--- Directive A ---
Write out the passage of the ice cream excerpt below from "4. Shake the" to "or a cherry.", word for word.
--- Directive B ---
Answer these questions using the ice cream excerpt below:
(i) How much sugar does the recipe use?
(ii) For roughly how long should the pair of bags be shaken?
(iii) How much did George Washington reportedly spend on ice cream one summer?

## start Excerpt to read

It tastes sweet, but you need salt to make it...Curious? Let's find out why....

WHAT YOU NEED:
1/2 cup cream

1/2 cup milk

1/4 cup sugar

1/4 teaspoon vanilla

1/2 cup kosher salt or rock salt

2 1/2 cups crushed ice

quart- and gallon-size zip seal freezer bags

berries, nuts, chocolate chips or other ice cream toppings

1. Get quart and gallon size zip-seal freezer bags, 1/2 cup cream, 1/2 cup milk, 1/4 cup sugar, 1/4 teaspoon vanilla,1/2 cup kosher salt or rock salt and 2 1/2 cups crushed ice.

2. Pour the cream, milk, sugar and vanilla into a quart-size freezer bag and seal it tightly. (It's very important to make sure that it’s completely sealed.) Knead or shake the bag to mix the ingredients.

3. Drop the quart-size bag into a gallon-size freezer bag, along with the crushed ice and the salt. Seal the outer bag securely, too.

4. Shake the pair of bags vigorously for roughly 10 or 15 minutes. You’ll see the ice in the outer bag melting, but the resulting salt water will still be very cold.

5. Pull the small bag out of the big bag, rinse it off, scoop out the ice cream and enjoy! Try it with berries, nuts, chocolate chips or a cherry.

The shaking is what gave your dessert the creamy texture you expect. If you had just tossed the inner bag into your freezer, the ingredients would have separated as they froze, and you would have gotten a chunk of ice crystals, fat globules and sugar solids. The shaking also helped get air into the mixture, which made it light and smooth.

But you still needed to get your ingredients colder than about 27 degrees Fahrenheit, the temperature at which the mixture freezes. Ice cubes would have been cold enough to do it, but if you had just put ice in the outer bag, warm air pockets between the ice chunks would have kept them from cooling the inner bag efficiently. A liquid can do the job better, because it can surround the inner bag, touching it all over. But if you had just let the ice melt, the resulting ice water would have been at 32 degrees F—too warm to freeze the cream mixture.
Fun Sciences: Ice Cream ... Try it Out!!! Adding salt helped create a liquid colder than 32 degrees F. The sodium and chlorine atoms in salt interfere with the bonds that hold water molecules together in an ice crystal. That can make some of the water molecules detach from one another, forming a liquid that’s still very cold. (That’s why in the cold weathered countries, they could melt the
sidewalk by salting it.) So the briny water in your outer bag was colder than 27 degrees F—chilly enough to freeze ice cream. Yum yum.

People will do a lot for a frozen dessert. The Roman Emperor Nero, for example, is said to have sent slaves into the mountains for snow to mix with nectar, fruit and honey. And George Washington one summer reportedly spent $200 (about $2,000 in today’s dollars) on ice cream. But today you don’t need slaves or a lot of money to have fresh ice cream. In fact, you don’t even need the freezer section of your local grocery store. If you know a little science, you can make your own frozen treat right at home with ingredients you might already have on hand. Try it. You may be surprised at the results—and at how hard it is to save any dessert for after dinner.

## end Excerpt to read
## start Data shown

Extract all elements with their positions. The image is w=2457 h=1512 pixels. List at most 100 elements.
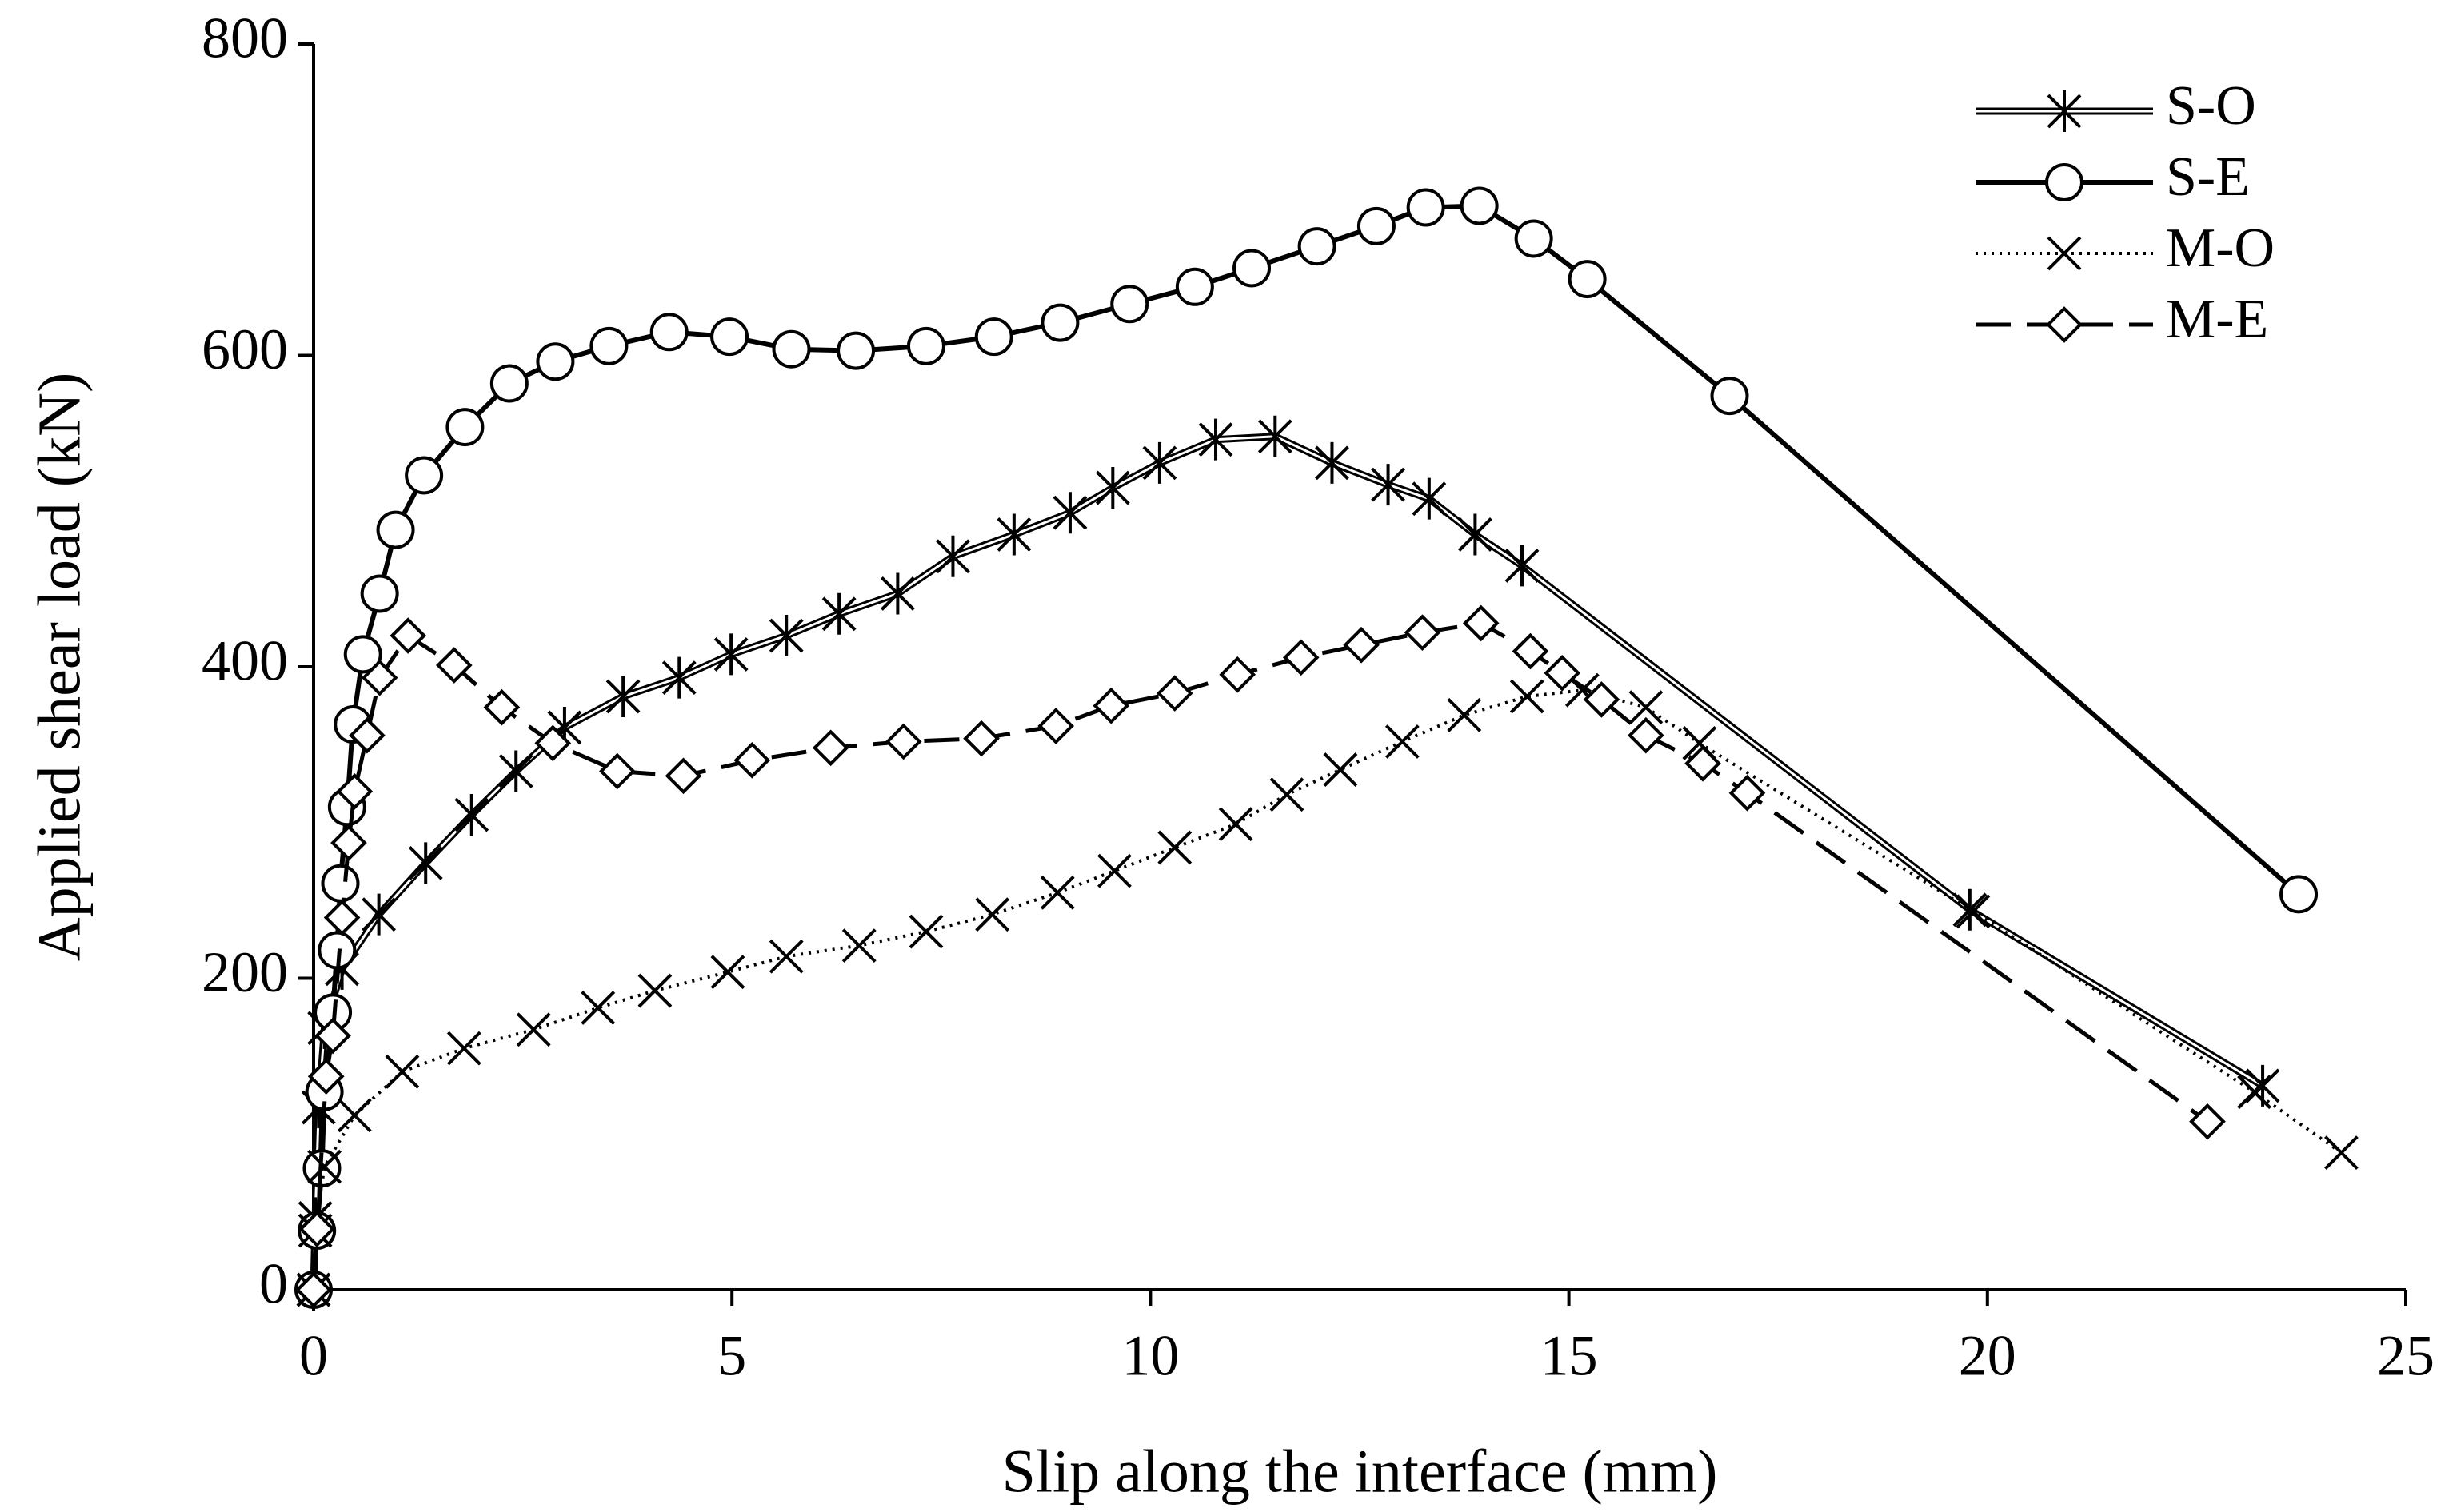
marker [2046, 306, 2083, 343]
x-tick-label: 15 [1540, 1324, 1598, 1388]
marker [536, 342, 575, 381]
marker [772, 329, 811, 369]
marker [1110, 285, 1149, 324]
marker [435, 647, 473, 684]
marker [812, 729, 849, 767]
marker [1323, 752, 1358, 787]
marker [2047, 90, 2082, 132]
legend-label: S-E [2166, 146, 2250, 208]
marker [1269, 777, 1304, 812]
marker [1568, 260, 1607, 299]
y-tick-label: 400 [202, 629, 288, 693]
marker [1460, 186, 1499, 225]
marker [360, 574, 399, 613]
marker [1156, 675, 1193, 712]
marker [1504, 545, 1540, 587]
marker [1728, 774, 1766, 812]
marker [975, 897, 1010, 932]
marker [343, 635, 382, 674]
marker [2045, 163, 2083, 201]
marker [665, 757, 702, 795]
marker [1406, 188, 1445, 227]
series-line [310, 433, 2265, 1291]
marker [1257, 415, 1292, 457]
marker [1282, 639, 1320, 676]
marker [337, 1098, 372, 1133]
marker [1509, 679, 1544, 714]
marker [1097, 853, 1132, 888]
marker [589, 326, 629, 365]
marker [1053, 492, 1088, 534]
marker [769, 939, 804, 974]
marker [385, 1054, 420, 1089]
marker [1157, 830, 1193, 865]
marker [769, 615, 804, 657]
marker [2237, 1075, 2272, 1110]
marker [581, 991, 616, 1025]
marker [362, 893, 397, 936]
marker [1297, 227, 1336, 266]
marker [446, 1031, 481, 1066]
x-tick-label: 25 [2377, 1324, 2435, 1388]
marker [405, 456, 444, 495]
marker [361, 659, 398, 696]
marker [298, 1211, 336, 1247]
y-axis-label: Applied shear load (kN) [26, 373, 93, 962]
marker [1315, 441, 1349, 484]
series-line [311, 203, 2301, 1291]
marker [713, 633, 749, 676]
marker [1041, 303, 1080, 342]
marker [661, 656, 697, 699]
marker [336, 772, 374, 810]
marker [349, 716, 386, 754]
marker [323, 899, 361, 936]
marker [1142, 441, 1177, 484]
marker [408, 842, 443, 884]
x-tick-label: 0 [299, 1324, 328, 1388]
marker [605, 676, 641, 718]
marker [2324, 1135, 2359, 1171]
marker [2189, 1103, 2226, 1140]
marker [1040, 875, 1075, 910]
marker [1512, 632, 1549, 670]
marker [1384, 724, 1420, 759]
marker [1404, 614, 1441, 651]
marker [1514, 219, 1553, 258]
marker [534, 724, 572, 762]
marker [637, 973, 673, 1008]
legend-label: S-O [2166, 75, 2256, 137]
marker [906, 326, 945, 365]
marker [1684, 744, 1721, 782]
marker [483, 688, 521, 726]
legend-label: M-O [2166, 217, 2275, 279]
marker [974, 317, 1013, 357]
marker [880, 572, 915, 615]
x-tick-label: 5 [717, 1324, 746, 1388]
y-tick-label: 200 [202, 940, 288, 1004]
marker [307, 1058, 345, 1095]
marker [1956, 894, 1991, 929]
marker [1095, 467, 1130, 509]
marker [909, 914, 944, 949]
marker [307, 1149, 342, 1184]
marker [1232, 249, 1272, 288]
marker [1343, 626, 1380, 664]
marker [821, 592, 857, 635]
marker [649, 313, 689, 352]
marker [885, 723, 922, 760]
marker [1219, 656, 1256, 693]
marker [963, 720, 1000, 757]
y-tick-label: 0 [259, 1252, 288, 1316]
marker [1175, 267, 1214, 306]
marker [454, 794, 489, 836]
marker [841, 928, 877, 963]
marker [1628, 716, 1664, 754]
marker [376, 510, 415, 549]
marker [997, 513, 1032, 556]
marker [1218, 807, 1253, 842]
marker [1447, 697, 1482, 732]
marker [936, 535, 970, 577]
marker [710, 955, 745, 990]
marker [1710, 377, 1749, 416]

## end Data shown
## start Data shown

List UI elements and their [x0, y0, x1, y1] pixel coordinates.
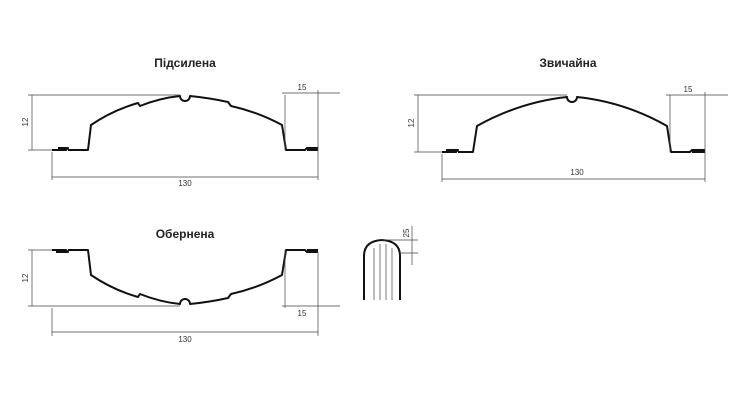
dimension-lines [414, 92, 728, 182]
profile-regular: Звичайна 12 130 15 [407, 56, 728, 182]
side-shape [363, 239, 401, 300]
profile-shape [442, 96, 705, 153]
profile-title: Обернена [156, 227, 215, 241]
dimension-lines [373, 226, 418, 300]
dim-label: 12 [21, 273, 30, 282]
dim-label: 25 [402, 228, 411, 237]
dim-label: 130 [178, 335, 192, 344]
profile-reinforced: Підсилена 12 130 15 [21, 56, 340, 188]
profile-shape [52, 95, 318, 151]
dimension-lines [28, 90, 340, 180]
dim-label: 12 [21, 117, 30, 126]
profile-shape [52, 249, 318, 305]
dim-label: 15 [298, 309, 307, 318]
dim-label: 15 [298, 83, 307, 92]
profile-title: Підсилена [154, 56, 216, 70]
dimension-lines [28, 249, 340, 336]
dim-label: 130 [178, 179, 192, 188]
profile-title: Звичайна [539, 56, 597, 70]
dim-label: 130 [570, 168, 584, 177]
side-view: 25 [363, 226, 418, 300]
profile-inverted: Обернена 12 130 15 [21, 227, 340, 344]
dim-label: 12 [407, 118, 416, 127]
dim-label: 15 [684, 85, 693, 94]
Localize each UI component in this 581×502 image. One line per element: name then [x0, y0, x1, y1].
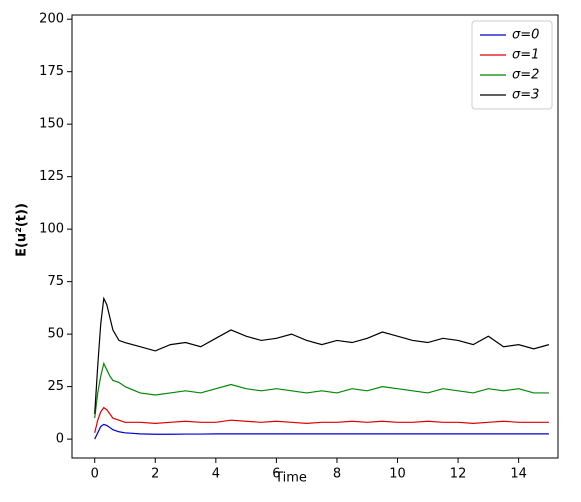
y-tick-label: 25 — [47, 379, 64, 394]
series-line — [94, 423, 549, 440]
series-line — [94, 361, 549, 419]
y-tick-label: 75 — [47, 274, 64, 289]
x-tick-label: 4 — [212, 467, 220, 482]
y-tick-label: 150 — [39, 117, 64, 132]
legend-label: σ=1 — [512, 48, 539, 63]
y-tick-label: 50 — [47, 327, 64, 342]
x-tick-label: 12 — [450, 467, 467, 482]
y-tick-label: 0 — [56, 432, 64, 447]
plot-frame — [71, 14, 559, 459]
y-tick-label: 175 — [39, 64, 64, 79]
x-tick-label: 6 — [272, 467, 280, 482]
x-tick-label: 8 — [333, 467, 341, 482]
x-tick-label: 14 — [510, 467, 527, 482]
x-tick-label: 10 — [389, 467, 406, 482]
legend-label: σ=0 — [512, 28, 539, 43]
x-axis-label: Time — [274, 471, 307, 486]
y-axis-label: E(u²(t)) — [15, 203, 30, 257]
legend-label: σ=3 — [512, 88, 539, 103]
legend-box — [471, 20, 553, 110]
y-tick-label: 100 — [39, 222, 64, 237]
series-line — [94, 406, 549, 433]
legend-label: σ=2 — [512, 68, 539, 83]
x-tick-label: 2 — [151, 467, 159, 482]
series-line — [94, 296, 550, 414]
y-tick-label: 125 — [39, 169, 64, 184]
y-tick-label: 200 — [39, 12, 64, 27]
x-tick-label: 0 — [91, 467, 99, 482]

## end Data shown

--- Right answer A ---
4. Shake the pair of bags vigorously for roughly 10 or 15 minutes. You’ll see the ice in the outer bag melting, but the resulting salt water will still be very cold.

5. Pull the small bag out of the big bag, rinse it off, scoop out the ice cream and enjoy! Try it with berries, nuts, chocolate chips or a cherry.

--- Right answer B ---
(i) 1/4 cup
(ii) Roughly 10 or 15 minutes
(iii) $200 (about $2,000 in today's dollars)